What the task asks: From the first line of the entries through the line containing "growth-label: +24% bbox=[809, 327, 853, 346]", inclusive, swap "grid-line" for "gridline" and reproduce those lines with nothing else changed.

Material for this task:
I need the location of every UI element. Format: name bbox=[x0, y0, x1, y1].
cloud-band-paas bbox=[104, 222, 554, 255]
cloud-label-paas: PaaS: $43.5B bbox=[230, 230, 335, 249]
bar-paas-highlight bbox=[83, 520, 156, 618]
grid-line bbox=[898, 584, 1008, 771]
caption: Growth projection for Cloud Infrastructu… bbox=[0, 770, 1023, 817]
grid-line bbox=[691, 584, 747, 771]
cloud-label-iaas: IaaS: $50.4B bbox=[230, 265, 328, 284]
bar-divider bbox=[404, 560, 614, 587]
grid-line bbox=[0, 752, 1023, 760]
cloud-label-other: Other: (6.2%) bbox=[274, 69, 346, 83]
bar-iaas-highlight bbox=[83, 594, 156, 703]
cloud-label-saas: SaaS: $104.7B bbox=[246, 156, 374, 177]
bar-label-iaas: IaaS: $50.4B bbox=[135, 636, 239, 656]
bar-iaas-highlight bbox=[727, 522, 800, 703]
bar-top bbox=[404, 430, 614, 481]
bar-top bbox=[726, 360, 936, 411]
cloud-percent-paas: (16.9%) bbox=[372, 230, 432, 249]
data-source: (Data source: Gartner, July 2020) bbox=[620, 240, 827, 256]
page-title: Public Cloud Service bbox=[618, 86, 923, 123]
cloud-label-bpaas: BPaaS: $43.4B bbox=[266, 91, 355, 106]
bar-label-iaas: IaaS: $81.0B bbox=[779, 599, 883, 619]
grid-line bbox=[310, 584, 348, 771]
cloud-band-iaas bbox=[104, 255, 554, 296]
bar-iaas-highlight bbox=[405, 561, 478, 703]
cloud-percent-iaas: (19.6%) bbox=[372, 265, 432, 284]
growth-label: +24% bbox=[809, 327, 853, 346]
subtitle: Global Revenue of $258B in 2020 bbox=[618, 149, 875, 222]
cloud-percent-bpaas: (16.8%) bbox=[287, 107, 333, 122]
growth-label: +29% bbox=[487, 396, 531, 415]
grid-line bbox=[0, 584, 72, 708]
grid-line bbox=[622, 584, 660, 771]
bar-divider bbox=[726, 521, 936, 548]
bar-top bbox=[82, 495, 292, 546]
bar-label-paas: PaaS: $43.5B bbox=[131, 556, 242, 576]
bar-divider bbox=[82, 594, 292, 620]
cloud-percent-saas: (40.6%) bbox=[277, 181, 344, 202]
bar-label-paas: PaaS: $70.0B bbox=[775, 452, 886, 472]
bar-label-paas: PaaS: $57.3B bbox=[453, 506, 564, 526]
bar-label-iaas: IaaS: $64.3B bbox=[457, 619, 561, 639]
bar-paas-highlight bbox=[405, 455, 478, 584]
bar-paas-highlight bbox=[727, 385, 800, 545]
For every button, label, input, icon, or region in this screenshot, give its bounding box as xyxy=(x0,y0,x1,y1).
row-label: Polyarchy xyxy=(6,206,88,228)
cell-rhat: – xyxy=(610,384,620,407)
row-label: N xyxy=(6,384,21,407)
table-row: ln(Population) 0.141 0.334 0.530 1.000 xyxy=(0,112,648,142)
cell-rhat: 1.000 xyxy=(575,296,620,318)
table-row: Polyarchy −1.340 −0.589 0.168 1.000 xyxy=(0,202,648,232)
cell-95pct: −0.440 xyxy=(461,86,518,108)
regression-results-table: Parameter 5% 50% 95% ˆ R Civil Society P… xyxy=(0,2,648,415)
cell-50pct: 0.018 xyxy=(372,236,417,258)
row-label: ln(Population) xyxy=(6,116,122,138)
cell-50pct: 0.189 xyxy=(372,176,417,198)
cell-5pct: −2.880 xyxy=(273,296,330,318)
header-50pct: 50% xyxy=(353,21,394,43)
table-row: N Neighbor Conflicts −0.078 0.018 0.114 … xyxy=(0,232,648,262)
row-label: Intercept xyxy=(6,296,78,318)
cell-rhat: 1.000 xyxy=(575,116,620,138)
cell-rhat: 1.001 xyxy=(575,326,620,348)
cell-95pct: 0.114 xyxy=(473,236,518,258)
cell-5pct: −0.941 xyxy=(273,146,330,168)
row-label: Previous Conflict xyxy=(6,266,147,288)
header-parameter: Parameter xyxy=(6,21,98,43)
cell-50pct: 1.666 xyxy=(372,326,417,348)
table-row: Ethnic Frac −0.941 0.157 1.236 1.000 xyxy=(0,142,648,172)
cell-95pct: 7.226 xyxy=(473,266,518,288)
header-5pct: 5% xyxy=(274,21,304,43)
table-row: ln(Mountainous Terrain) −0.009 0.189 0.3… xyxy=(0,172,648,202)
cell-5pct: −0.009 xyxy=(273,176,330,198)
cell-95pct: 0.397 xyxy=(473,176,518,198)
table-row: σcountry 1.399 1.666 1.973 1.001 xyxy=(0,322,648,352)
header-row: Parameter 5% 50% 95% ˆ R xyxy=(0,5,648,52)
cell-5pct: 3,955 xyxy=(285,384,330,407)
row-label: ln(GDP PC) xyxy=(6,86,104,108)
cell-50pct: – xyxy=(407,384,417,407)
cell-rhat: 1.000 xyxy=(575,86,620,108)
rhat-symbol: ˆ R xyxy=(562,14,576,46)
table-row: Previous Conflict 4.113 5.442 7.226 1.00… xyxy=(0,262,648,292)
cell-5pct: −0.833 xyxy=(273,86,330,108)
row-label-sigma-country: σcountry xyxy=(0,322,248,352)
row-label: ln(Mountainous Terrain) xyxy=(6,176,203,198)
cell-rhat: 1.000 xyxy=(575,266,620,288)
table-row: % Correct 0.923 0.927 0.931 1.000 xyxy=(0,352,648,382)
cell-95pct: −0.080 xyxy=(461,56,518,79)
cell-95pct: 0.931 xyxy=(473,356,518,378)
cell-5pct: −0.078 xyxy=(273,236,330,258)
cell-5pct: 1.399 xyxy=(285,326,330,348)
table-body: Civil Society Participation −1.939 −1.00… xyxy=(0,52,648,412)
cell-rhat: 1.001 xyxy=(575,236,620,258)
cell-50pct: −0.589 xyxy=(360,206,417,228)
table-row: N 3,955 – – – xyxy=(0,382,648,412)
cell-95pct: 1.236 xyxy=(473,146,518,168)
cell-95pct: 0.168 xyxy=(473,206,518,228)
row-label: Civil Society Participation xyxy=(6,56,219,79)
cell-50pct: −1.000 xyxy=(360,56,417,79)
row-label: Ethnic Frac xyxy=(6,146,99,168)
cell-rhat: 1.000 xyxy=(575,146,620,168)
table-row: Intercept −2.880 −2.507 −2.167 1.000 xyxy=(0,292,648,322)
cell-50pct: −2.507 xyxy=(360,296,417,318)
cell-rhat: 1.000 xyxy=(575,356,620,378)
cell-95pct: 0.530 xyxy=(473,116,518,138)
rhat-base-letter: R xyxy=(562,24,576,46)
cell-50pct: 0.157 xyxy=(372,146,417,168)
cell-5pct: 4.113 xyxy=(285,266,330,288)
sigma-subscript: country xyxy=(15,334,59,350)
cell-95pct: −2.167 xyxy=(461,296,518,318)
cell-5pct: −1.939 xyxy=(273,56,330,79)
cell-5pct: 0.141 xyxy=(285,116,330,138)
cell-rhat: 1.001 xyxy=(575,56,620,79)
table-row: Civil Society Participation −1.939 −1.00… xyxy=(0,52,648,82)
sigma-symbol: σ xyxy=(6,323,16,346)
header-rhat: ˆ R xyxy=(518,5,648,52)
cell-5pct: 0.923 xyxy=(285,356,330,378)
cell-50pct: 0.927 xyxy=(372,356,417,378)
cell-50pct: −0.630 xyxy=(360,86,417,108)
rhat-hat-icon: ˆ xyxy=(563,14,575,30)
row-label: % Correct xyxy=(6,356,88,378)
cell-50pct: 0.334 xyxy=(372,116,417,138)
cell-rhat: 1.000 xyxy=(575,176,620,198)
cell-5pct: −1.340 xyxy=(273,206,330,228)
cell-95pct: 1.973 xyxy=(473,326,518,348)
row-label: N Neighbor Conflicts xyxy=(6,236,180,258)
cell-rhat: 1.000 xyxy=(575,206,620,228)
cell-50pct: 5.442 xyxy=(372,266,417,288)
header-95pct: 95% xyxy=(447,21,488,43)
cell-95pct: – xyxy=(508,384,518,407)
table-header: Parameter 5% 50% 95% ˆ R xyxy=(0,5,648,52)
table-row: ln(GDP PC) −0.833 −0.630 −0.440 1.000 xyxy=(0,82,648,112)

The result:
I need the location of every UI element. Format: name bbox=[x0, y0, x1, y1].
cloud-band-paas bbox=[104, 222, 554, 255]
cloud-label-paas: PaaS: $43.5B bbox=[230, 230, 335, 249]
bar-paas-highlight bbox=[83, 520, 156, 618]
gridline bbox=[898, 584, 1008, 771]
caption: Growth projection for Cloud Infrastructu… bbox=[0, 770, 1023, 817]
gridline bbox=[691, 584, 747, 771]
cloud-label-iaas: IaaS: $50.4B bbox=[230, 265, 328, 284]
bar-divider bbox=[404, 560, 614, 587]
gridline bbox=[0, 752, 1023, 760]
cloud-label-other: Other: (6.2%) bbox=[274, 69, 346, 83]
bar-iaas-highlight bbox=[83, 594, 156, 703]
cloud-label-saas: SaaS: $104.7B bbox=[246, 156, 374, 177]
bar-label-iaas: IaaS: $50.4B bbox=[135, 636, 239, 656]
bar-iaas-highlight bbox=[727, 522, 800, 703]
bar-top bbox=[404, 430, 614, 481]
bar-top bbox=[726, 360, 936, 411]
cloud-percent-paas: (16.9%) bbox=[372, 230, 432, 249]
data-source: (Data source: Gartner, July 2020) bbox=[620, 240, 827, 256]
page-title: Public Cloud Service bbox=[618, 86, 923, 123]
cloud-label-bpaas: BPaaS: $43.4B bbox=[266, 91, 355, 106]
bar-label-iaas: IaaS: $81.0B bbox=[779, 599, 883, 619]
gridline bbox=[310, 584, 348, 771]
cloud-band-iaas bbox=[104, 255, 554, 296]
bar-iaas-highlight bbox=[405, 561, 478, 703]
cloud-percent-iaas: (19.6%) bbox=[372, 265, 432, 284]
growth-label: +24% bbox=[809, 327, 853, 346]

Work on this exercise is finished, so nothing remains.